DATA SUPPLIED
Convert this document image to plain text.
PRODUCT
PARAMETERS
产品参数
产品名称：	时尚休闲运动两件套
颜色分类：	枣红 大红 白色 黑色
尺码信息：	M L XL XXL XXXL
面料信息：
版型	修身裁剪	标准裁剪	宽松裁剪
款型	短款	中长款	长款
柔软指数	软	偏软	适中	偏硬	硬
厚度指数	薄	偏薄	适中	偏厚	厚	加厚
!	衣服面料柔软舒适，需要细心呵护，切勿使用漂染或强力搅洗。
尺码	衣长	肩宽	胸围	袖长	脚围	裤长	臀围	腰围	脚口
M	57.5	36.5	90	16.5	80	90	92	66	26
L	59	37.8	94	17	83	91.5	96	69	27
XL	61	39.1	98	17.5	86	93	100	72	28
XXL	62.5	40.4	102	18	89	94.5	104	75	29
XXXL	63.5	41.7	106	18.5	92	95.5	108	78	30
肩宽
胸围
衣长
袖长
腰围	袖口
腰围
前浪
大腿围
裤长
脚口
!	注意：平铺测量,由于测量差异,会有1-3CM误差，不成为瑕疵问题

WHAT THE EXERCISE ASKS
Take each line containing the string "XXXL" and copy it out.

SOLUTION TO THE PROBLEM
尺码信息：	M L XL XXL XXXL
XXXL	63.5	41.7	106	18.5	92	95.5	108	78	30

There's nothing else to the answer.